• _Text provided_
[PATCH v5 3/3] kprobes: arm: enable OPTPROBES for ARM 32

Masami Hiramatsu masami.hiramatsu.pt at hitachi.com
Wed Sep 3 03:18:04 PDT 2014


(2014/09/02 22:49), Jon Medhurst (Tixy) wrote:
> I gave the patches a quick test and in doing so found a bug which stops
> any probes actually being optimised, and the same bug should affect X86,
> see comment below...
> 
> On Wed, 2014-08-27 at 21:02 +0800, Wang Nan wrote:
> [...]
>> +int arch_prepare_optimized_kprobe(struct optimized_kprobe *op)
>> +{
>> +	u8 *buf;
>> +	unsigned long rel_chk;
>> +	unsigned long val;
>> +
>> +	if (!can_optimize(op))
>> +		return -EILSEQ;
>> +
>> +	op->optinsn.insn = get_optinsn_slot();
>> +	if (!op->optinsn.insn)
>> +		return -ENOMEM;
>> +
>> +	/*
>> +	 * Verify if the address gap is in 32MiB range, because this uses
>> +	 * a relative jump.
>> +	 *
>> +	 * kprobe opt use a 'b' instruction to branch to optinsn.insn.
>> +	 * According to ARM manual, branch instruction is:
>> +	 *
>> +	 *   31  28 27           24 23             0
>> +	 *  +------+---+---+---+---+----------------+
>> +	 *  | cond | 1 | 0 | 1 | 0 |      imm24     |
>> +	 *  +------+---+---+---+---+----------------+
>> +	 *
>> +	 * imm24 is a signed 24 bits integer. The real branch offset is computed
>> +	 * by: imm32 = SignExtend(imm24:'00', 32);
>> +	 *
>> +	 * So the maximum forward branch should be:
>> +	 *   (0x007fffff << 2) = 0x01fffffc =  0x1fffffc
>> +	 * The maximum backword branch should be:
>> +	 *   (0xff800000 << 2) = 0xfe000000 = -0x2000000
>> +	 *
>> +	 * We can simply check (rel & 0xfe000003):
>> +	 *  if rel is positive, (rel & 0xfe000000) shoule be 0
>> +	 *  if rel is negitive, (rel & 0xfe000000) should be 0xfe000000
>> +	 *  the last '3' is used for alignment checking.

• _Short problem 1_
In the kprobes patch message, what range must the address gap fall within, and why?
• _Short problem 2_
Repeat the part of the kprobes patch message starting with "(2014/09/02 22:49), Jon" and going on through "arch_prepare_optimized_kprobe(struct optimized_kprobe *op)".
• _Short problem 3_
Go on with the kprobes patch message from the point where it stops.
The rows are separate material, apart from the kprobes patch message.

• _Raw data_

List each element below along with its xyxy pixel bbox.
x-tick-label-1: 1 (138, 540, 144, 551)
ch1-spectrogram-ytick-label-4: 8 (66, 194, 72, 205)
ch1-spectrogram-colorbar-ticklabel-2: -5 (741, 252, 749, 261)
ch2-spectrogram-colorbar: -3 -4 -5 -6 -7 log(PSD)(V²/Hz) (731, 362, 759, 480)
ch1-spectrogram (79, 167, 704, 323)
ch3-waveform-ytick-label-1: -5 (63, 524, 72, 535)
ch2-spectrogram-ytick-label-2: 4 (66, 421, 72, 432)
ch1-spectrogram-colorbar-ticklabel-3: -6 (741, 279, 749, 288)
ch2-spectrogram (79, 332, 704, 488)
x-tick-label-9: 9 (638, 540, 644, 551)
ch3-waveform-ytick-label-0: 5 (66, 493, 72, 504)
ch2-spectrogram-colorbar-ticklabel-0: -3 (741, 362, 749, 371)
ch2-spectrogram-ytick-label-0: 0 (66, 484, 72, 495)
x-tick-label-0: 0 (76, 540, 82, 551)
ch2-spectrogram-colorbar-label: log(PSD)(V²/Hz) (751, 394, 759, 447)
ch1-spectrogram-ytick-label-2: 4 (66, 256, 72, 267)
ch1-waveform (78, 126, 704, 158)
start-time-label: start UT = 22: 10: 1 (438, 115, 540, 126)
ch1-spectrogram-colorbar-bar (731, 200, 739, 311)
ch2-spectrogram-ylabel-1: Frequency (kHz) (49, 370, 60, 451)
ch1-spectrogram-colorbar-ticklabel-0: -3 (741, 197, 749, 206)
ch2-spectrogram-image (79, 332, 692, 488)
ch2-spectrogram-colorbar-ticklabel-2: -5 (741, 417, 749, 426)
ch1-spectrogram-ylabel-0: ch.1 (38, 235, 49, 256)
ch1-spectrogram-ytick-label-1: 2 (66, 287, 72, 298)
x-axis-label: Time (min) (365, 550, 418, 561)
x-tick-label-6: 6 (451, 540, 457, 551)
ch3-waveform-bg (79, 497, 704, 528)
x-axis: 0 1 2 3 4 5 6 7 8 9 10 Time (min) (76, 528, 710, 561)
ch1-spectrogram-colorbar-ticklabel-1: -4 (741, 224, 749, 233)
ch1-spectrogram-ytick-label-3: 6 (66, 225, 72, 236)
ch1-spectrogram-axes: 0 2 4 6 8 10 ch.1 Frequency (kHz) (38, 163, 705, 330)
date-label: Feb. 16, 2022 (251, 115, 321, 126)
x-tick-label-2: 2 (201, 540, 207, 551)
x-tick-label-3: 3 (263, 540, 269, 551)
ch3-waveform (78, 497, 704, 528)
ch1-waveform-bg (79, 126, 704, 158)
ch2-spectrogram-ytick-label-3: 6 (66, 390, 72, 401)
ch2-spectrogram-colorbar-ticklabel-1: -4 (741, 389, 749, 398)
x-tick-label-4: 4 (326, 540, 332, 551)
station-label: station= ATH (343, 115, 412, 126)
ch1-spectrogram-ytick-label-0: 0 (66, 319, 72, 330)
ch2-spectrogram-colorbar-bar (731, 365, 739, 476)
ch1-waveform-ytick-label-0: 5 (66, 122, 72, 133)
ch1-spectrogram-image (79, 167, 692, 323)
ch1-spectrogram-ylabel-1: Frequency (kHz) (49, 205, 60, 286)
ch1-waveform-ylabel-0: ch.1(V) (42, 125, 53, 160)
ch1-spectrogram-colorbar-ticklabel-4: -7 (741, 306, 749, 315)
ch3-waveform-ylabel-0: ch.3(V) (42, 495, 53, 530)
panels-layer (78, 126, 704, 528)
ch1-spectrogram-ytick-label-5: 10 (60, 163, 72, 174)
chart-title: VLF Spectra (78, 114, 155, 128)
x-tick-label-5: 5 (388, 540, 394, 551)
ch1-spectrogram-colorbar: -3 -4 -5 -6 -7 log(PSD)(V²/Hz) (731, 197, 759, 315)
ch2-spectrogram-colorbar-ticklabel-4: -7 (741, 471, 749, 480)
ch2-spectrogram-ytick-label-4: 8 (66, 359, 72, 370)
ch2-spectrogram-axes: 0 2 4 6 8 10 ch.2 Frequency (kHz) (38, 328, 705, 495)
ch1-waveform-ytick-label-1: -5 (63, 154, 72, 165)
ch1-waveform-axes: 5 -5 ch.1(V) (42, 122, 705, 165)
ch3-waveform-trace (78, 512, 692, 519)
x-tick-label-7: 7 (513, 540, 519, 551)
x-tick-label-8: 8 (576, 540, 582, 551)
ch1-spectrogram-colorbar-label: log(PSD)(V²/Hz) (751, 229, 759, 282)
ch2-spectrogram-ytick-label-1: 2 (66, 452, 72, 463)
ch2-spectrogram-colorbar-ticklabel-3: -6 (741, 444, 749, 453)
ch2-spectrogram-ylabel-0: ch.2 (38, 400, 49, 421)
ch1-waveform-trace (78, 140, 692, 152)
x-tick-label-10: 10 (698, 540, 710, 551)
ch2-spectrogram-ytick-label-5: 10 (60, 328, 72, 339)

• _Output 1_
It must be within a 32MiB range, because the code uses a relative jump.

• _Output 2_
(2014/09/02 22:49), Jon Medhurst (Tixy) wrote:
> I gave the patches a quick test and in doing so found a bug which stops
> any probes actually being optimised, and the same bug should affect X86,
> see comment below...
> 
> On Wed, 2014-08-27 at 21:02 +0800, Wang Nan wrote:
> [...]
>> +int arch_prepare_optimized_kprobe(struct optimized_kprobe *op)

• _Output 3_
>> +	 */
>> +	rel_chk = (unsigned long)((long)op->optinsn.insn -
>> +			(long)op->kp.addr + 8) & 0xfe000003;
> 
> This check always fails because op->kp.addr is zero. Debugging this I
> found that this function is called from alloc_aggr_kprobe() and that
> copies the real kprobe into op->kp using copy_kprobe(), which doesn't
> actually copy the 'addr' value...

Right, I've already pointed that :)

https://lkml.org/lkml/2014/8/28/114

> 
>         static inline void copy_kprobe(struct kprobe *ap, struct kprobe *p)
>         {
>         	memcpy(&p->opcode, &ap->opcode, sizeof(kprobe_opcode_t));
>         	memcpy(&p->ainsn, &ap->ainsn, sizeof(struct arch_specific_insn));
>         }
> 
> Thing is, the new ARM code is a close copy of the existing X86 version
> so that would also suffer the same problem of kp.addr always being zero.
> So either I've miss understood something or this is fundamental bug no
> one has noticed before.
> 
> Throwing in 'p->addr = ap->addr' into the copy_kprobe function fixed the
> behaviour arch_prepare_optimized_kprobe.
> 
> I was testing this by running the kprobes tests
> (CONFIG_ARM_KPROBES_TEST=y) and putting a few printk's in strategic
> places in kprobes-opt.c to check to see what code paths got executed,
> which is how I discovered the problem.
> 
> Two things to note when running kprobes tests...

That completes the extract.